The problem - Pictures within the data are to be left out; everything else must be reproduced exactly.

=-=-=-=-=

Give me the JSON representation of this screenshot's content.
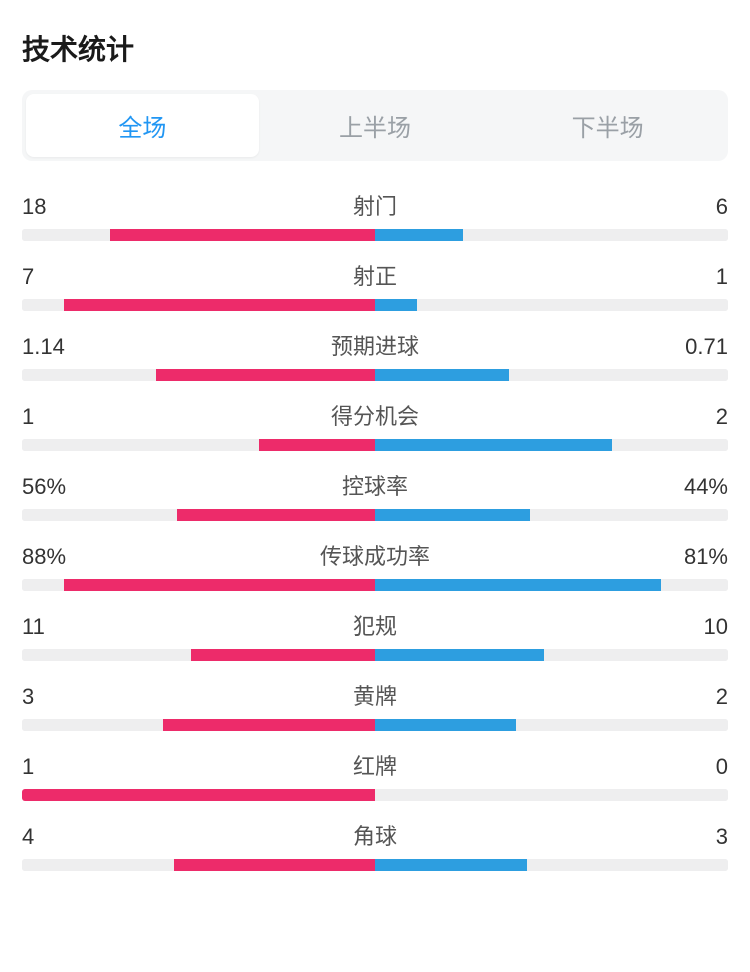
{
  "title": "技术统计",
  "tabs": [
    {
      "label": "全场",
      "active": true
    },
    {
      "label": "上半场",
      "active": false
    },
    {
      "label": "下半场",
      "active": false
    }
  ],
  "colors": {
    "left_bar": "#ed2b6a",
    "right_bar": "#2d9ee0",
    "track": "#eeeeef",
    "tab_bg": "#f5f6f7",
    "tab_active_text": "#2196f3",
    "tab_inactive_text": "#9aa0a6",
    "text": "#333333",
    "title_text": "#1a1a1a"
  },
  "typography": {
    "title_size": 28,
    "tab_size": 24,
    "value_size": 22
  },
  "stats": [
    {
      "name": "射门",
      "left_val": "18",
      "right_val": "6",
      "left_pct": 75,
      "right_pct": 25
    },
    {
      "name": "射正",
      "left_val": "7",
      "right_val": "1",
      "left_pct": 88,
      "right_pct": 12
    },
    {
      "name": "预期进球",
      "left_val": "1.14",
      "right_val": "0.71",
      "left_pct": 62,
      "right_pct": 38
    },
    {
      "name": "得分机会",
      "left_val": "1",
      "right_val": "2",
      "left_pct": 33,
      "right_pct": 67
    },
    {
      "name": "控球率",
      "left_val": "56%",
      "right_val": "44%",
      "left_pct": 56,
      "right_pct": 44
    },
    {
      "name": "传球成功率",
      "left_val": "88%",
      "right_val": "81%",
      "left_pct": 88,
      "right_pct": 81
    },
    {
      "name": "犯规",
      "left_val": "11",
      "right_val": "10",
      "left_pct": 52,
      "right_pct": 48
    },
    {
      "name": "黄牌",
      "left_val": "3",
      "right_val": "2",
      "left_pct": 60,
      "right_pct": 40
    },
    {
      "name": "红牌",
      "left_val": "1",
      "right_val": "0",
      "left_pct": 100,
      "right_pct": 0
    },
    {
      "name": "角球",
      "left_val": "4",
      "right_val": "3",
      "left_pct": 57,
      "right_pct": 43
    }
  ]
}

=-=-=-=-=

Task result -
Give me the JSON representation of this screenshot's content.
{
  "title": "技术统计",
  "tabs": [
    {
      "label": "全场",
      "active": true
    },
    {
      "label": "上半场",
      "active": false
    },
    {
      "label": "下半场",
      "active": false
    }
  ],
  "colors": {
    "left_bar": "#ed2b6a",
    "right_bar": "#2d9ee0",
    "track": "#eeeeef",
    "tab_bg": "#f5f6f7",
    "tab_active_text": "#2196f3",
    "tab_inactive_text": "#9aa0a6",
    "text": "#333333",
    "title_text": "#1a1a1a"
  },
  "typography": {
    "title_size": 28,
    "tab_size": 24,
    "value_size": 22
  },
  "stats": [
    {
      "name": "射门",
      "left_val": "18",
      "right_val": "6",
      "left_pct": 75,
      "right_pct": 25
    },
    {
      "name": "射正",
      "left_val": "7",
      "right_val": "1",
      "left_pct": 88,
      "right_pct": 12
    },
    {
      "name": "预期进球",
      "left_val": "1.14",
      "right_val": "0.71",
      "left_pct": 62,
      "right_pct": 38
    },
    {
      "name": "得分机会",
      "left_val": "1",
      "right_val": "2",
      "left_pct": 33,
      "right_pct": 67
    },
    {
      "name": "控球率",
      "left_val": "56%",
      "right_val": "44%",
      "left_pct": 56,
      "right_pct": 44
    },
    {
      "name": "传球成功率",
      "left_val": "88%",
      "right_val": "81%",
      "left_pct": 88,
      "right_pct": 81
    },
    {
      "name": "犯规",
      "left_val": "11",
      "right_val": "10",
      "left_pct": 52,
      "right_pct": 48
    },
    {
      "name": "黄牌",
      "left_val": "3",
      "right_val": "2",
      "left_pct": 60,
      "right_pct": 40
    },
    {
      "name": "红牌",
      "left_val": "1",
      "right_val": "0",
      "left_pct": 100,
      "right_pct": 0
    },
    {
      "name": "角球",
      "left_val": "4",
      "right_val": "3",
      "left_pct": 57,
      "right_pct": 43
    }
  ]
}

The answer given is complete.